** TASK TO CARRY OUT **
Write out the listing below again, precisely as it is given.

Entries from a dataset
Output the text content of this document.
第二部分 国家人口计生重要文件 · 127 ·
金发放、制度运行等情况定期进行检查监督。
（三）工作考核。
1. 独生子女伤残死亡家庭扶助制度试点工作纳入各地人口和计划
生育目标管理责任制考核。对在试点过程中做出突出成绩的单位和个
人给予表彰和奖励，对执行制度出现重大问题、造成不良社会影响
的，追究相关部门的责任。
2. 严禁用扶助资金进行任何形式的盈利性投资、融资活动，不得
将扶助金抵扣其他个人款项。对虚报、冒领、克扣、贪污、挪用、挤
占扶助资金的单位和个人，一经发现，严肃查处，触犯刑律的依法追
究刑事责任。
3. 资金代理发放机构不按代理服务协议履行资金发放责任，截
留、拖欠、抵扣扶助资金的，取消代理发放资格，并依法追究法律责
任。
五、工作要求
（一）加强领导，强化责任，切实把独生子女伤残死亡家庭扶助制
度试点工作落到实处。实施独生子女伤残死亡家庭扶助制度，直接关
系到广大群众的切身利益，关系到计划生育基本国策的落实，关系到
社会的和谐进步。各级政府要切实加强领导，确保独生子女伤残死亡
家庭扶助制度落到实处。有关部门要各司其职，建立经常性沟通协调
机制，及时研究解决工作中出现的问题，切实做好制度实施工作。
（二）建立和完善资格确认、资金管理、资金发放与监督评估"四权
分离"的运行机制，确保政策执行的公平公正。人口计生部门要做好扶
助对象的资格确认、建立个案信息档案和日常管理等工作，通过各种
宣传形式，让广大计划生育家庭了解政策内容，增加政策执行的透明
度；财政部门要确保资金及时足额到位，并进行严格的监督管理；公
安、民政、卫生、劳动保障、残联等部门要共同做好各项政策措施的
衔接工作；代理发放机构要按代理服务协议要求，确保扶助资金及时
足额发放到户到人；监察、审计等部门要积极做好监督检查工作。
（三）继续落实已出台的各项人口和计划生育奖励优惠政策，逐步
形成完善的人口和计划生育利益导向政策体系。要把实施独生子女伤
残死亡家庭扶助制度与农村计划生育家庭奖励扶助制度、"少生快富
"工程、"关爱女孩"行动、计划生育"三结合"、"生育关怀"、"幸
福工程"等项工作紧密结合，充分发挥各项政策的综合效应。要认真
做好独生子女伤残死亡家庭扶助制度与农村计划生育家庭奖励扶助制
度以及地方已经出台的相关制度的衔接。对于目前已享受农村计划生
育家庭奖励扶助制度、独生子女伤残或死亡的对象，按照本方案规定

** RESULT OF THIS TASK **
Output the text content of this document.
第二部分 国家人口计生重要文件 · 127 ·
金发放、制度运行等情况定期进行检查监督。
（三）工作考核。
1. 独生子女伤残死亡家庭扶助制度试点工作纳入各地人口和计划
生育目标管理责任制考核。对在试点过程中做出突出成绩的单位和个
人给予表彰和奖励，对执行制度出现重大问题、造成不良社会影响
的，追究相关部门的责任。
2. 严禁用扶助资金进行任何形式的盈利性投资、融资活动，不得
将扶助金抵扣其他个人款项。对虚报、冒领、克扣、贪污、挪用、挤
占扶助资金的单位和个人，一经发现，严肃查处，触犯刑律的依法追
究刑事责任。
3. 资金代理发放机构不按代理服务协议履行资金发放责任，截
留、拖欠、抵扣扶助资金的，取消代理发放资格，并依法追究法律责
任。
五、工作要求
（一）加强领导，强化责任，切实把独生子女伤残死亡家庭扶助制
度试点工作落到实处。实施独生子女伤残死亡家庭扶助制度，直接关
系到广大群众的切身利益，关系到计划生育基本国策的落实，关系到
社会的和谐进步。各级政府要切实加强领导，确保独生子女伤残死亡
家庭扶助制度落到实处。有关部门要各司其职，建立经常性沟通协调
机制，及时研究解决工作中出现的问题，切实做好制度实施工作。
（二）建立和完善资格确认、资金管理、资金发放与监督评估"四权
分离"的运行机制，确保政策执行的公平公正。人口计生部门要做好扶
助对象的资格确认、建立个案信息档案和日常管理等工作，通过各种
宣传形式，让广大计划生育家庭了解政策内容，增加政策执行的透明
度；财政部门要确保资金及时足额到位，并进行严格的监督管理；公
安、民政、卫生、劳动保障、残联等部门要共同做好各项政策措施的
衔接工作；代理发放机构要按代理服务协议要求，确保扶助资金及时
足额发放到户到人；监察、审计等部门要积极做好监督检查工作。
（三）继续落实已出台的各项人口和计划生育奖励优惠政策，逐步
形成完善的人口和计划生育利益导向政策体系。要把实施独生子女伤
残死亡家庭扶助制度与农村计划生育家庭奖励扶助制度、"少生快富
"工程、"关爱女孩"行动、计划生育"三结合"、"生育关怀"、"幸
福工程"等项工作紧密结合，充分发挥各项政策的综合效应。要认真
做好独生子女伤残死亡家庭扶助制度与农村计划生育家庭奖励扶助制
度以及地方已经出台的相关制度的衔接。对于目前已享受农村计划生
育家庭奖励扶助制度、独生子女伤残或死亡的对象，按照本方案规定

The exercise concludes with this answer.